Short task >> The records below are to be repeated in full, exactly as they are.

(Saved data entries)
========================
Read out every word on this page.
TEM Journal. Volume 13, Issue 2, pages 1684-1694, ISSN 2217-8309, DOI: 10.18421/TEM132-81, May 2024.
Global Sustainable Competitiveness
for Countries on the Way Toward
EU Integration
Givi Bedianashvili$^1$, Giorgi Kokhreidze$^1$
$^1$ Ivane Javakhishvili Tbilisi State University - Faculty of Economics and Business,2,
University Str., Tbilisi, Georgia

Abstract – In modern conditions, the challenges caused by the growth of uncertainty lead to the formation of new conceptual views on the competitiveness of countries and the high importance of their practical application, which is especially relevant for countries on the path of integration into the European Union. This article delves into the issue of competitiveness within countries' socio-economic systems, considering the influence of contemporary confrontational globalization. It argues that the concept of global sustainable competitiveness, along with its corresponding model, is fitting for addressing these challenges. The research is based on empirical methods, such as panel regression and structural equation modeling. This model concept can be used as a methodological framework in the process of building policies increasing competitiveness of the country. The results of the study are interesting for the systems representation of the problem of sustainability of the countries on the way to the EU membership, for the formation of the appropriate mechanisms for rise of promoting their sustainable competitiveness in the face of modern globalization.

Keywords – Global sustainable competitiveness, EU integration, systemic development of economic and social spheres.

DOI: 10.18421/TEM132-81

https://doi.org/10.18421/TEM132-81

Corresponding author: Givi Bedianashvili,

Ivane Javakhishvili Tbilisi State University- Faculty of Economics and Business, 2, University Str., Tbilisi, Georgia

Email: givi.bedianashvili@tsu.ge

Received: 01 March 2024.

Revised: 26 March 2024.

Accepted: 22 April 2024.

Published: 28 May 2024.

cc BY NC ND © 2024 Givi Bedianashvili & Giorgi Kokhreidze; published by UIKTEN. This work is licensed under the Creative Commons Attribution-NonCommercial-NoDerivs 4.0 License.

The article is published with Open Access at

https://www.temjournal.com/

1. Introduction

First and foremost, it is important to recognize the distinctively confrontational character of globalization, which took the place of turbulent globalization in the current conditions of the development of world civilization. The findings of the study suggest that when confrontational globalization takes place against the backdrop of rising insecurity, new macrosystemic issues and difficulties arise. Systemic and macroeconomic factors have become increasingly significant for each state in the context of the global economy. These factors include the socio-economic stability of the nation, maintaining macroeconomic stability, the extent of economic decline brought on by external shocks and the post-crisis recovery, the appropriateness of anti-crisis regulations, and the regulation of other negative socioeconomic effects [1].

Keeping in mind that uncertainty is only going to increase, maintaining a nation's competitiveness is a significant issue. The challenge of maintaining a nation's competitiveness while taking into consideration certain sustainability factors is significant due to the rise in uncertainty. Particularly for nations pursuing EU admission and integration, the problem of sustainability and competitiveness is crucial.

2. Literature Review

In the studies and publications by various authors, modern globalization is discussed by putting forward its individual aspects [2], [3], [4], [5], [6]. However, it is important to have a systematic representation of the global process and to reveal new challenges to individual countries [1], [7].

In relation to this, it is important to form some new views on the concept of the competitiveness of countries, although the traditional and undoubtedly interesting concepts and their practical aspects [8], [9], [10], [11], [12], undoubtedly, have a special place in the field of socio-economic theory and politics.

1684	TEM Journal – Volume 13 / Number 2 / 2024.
========================
Result of the task >>
Read out every word on this page.
TEM Journal. Volume 13, Issue 2, pages 1684-1694, ISSN 2217-8309, DOI: 10.18421/TEM132-81, May 2024.
Global Sustainable Competitiveness
for Countries on the Way Toward
EU Integration
Givi Bedianashvili$^1$, Giorgi Kokhreidze$^1$
$^1$ Ivane Javakhishvili Tbilisi State University - Faculty of Economics and Business,2,
University Str., Tbilisi, Georgia

Abstract – In modern conditions, the challenges caused by the growth of uncertainty lead to the formation of new conceptual views on the competitiveness of countries and the high importance of their practical application, which is especially relevant for countries on the path of integration into the European Union. This article delves into the issue of competitiveness within countries' socio-economic systems, considering the influence of contemporary confrontational globalization. It argues that the concept of global sustainable competitiveness, along with its corresponding model, is fitting for addressing these challenges. The research is based on empirical methods, such as panel regression and structural equation modeling. This model concept can be used as a methodological framework in the process of building policies increasing competitiveness of the country. The results of the study are interesting for the systems representation of the problem of sustainability of the countries on the way to the EU membership, for the formation of the appropriate mechanisms for rise of promoting their sustainable competitiveness in the face of modern globalization.

Keywords – Global sustainable competitiveness, EU integration, systemic development of economic and social spheres.

DOI: 10.18421/TEM132-81

https://doi.org/10.18421/TEM132-81

Corresponding author: Givi Bedianashvili,

Ivane Javakhishvili Tbilisi State University- Faculty of Economics and Business, 2, University Str., Tbilisi, Georgia

Email: givi.bedianashvili@tsu.ge

Received: 01 March 2024.

Revised: 26 March 2024.

Accepted: 22 April 2024.

Published: 28 May 2024.

cc BY NC ND © 2024 Givi Bedianashvili & Giorgi Kokhreidze; published by UIKTEN. This work is licensed under the Creative Commons Attribution-NonCommercial-NoDerivs 4.0 License.

The article is published with Open Access at

https://www.temjournal.com/

1. Introduction

First and foremost, it is important to recognize the distinctively confrontational character of globalization, which took the place of turbulent globalization in the current conditions of the development of world civilization. The findings of the study suggest that when confrontational globalization takes place against the backdrop of rising insecurity, new macrosystemic issues and difficulties arise. Systemic and macroeconomic factors have become increasingly significant for each state in the context of the global economy. These factors include the socio-economic stability of the nation, maintaining macroeconomic stability, the extent of economic decline brought on by external shocks and the post-crisis recovery, the appropriateness of anti-crisis regulations, and the regulation of other negative socioeconomic effects [1].

Keeping in mind that uncertainty is only going to increase, maintaining a nation's competitiveness is a significant issue. The challenge of maintaining a nation's competitiveness while taking into consideration certain sustainability factors is significant due to the rise in uncertainty. Particularly for nations pursuing EU admission and integration, the problem of sustainability and competitiveness is crucial.

2. Literature Review

In the studies and publications by various authors, modern globalization is discussed by putting forward its individual aspects [2], [3], [4], [5], [6]. However, it is important to have a systematic representation of the global process and to reveal new challenges to individual countries [1], [7].

In relation to this, it is important to form some new views on the concept of the competitiveness of countries, although the traditional and undoubtedly interesting concepts and their practical aspects [8], [9], [10], [11], [12], undoubtedly, have a special place in the field of socio-economic theory and politics.

1684	TEM Journal – Volume 13 / Number 2 / 2024.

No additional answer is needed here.